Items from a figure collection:
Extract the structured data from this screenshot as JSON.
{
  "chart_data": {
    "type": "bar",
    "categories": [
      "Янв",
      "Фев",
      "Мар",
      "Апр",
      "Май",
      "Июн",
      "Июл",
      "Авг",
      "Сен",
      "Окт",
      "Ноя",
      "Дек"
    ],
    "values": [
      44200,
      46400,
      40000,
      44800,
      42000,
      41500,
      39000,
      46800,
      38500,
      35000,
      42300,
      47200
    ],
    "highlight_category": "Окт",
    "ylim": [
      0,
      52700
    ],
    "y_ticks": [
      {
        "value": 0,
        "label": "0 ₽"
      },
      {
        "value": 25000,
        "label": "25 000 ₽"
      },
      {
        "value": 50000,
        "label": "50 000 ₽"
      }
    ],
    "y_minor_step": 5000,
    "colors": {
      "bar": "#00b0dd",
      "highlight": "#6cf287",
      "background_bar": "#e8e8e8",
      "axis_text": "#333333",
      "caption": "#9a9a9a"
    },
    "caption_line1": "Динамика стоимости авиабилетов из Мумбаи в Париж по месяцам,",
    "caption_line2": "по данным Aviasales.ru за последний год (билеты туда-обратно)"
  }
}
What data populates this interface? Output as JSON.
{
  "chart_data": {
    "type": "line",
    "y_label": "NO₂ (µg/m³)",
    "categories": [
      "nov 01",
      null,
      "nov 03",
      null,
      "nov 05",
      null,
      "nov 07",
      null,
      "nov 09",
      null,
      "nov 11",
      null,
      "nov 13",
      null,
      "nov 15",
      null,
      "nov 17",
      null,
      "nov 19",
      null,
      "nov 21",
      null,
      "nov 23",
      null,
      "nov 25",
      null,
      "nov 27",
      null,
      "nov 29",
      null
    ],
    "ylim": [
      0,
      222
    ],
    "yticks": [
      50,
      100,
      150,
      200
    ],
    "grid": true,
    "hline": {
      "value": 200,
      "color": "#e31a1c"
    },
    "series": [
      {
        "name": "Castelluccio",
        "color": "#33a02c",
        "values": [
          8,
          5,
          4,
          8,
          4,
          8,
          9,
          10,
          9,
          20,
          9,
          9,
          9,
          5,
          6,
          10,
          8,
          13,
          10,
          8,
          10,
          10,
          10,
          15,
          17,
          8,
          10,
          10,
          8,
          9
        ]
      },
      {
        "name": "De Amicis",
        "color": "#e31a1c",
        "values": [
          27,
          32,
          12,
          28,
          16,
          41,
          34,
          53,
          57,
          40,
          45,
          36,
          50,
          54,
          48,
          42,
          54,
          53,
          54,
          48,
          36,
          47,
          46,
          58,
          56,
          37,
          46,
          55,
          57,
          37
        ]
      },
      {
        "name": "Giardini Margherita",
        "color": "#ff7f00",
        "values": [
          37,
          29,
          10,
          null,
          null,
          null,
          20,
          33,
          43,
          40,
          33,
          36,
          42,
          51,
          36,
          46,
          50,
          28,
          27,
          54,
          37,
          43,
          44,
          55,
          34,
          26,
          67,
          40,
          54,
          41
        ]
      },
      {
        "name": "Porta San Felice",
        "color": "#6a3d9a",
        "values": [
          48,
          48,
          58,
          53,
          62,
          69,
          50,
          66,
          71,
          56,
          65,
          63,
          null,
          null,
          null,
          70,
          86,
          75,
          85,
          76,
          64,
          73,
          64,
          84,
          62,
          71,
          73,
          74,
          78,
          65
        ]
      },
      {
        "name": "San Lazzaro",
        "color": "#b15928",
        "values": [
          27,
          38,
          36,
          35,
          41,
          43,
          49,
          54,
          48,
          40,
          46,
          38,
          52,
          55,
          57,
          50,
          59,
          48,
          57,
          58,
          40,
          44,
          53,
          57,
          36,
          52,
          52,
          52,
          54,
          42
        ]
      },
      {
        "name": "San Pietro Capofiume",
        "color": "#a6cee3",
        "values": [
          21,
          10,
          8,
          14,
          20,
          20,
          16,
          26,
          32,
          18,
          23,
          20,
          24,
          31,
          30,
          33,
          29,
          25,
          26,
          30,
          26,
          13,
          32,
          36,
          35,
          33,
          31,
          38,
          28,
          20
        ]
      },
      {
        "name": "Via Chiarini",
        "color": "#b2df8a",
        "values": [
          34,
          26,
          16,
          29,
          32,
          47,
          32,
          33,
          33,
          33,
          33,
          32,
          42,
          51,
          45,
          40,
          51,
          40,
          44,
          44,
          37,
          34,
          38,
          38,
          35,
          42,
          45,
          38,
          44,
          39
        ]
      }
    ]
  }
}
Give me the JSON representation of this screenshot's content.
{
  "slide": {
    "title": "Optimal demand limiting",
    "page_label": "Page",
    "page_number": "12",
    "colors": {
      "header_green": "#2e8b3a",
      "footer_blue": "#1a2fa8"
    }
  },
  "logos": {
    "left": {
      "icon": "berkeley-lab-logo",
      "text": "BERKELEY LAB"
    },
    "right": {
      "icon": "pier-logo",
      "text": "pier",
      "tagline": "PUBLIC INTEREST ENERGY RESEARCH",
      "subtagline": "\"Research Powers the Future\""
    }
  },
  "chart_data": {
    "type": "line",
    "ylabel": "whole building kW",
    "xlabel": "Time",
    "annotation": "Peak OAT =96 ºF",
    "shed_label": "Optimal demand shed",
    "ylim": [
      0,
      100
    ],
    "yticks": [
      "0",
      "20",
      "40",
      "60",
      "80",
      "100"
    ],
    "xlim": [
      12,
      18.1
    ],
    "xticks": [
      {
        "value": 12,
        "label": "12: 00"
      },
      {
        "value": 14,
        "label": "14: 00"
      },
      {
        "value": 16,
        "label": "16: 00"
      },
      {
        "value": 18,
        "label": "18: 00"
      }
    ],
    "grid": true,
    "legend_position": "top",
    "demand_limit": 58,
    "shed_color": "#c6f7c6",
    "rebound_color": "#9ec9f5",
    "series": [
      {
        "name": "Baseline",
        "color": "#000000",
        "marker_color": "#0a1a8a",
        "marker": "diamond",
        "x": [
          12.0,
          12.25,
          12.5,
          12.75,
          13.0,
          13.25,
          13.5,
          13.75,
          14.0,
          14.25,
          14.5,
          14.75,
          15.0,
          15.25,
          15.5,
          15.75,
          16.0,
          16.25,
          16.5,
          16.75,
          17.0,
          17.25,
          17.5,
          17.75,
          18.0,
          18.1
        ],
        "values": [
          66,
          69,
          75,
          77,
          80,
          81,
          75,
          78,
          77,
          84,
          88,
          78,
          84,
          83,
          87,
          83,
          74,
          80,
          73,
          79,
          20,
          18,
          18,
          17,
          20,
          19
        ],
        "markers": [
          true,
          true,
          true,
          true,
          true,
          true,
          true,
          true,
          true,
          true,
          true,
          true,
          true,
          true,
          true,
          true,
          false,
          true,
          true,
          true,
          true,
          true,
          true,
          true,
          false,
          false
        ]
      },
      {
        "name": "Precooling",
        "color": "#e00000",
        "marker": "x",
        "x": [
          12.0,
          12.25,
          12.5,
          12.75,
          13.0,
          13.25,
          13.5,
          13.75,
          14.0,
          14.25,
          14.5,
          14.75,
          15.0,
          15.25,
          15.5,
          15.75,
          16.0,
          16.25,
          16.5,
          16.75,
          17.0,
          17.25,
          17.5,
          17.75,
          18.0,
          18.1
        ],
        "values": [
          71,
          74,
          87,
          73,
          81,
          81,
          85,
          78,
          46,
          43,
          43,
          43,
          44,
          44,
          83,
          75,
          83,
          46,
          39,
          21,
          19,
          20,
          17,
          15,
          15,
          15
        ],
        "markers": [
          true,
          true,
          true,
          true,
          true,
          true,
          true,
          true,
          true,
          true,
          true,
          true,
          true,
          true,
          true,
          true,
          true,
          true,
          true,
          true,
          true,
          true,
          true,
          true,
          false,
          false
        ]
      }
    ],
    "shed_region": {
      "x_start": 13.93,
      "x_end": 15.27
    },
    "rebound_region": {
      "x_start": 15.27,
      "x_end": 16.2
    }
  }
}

> [EXERCISE REQUIREMENTS]: Whenever "Optimal" turns up in a line, pick that line out.

> [WORKED ANSWER]:
    "title": "Optimal demand limiting",
    "shed_label": "Optimal demand shed",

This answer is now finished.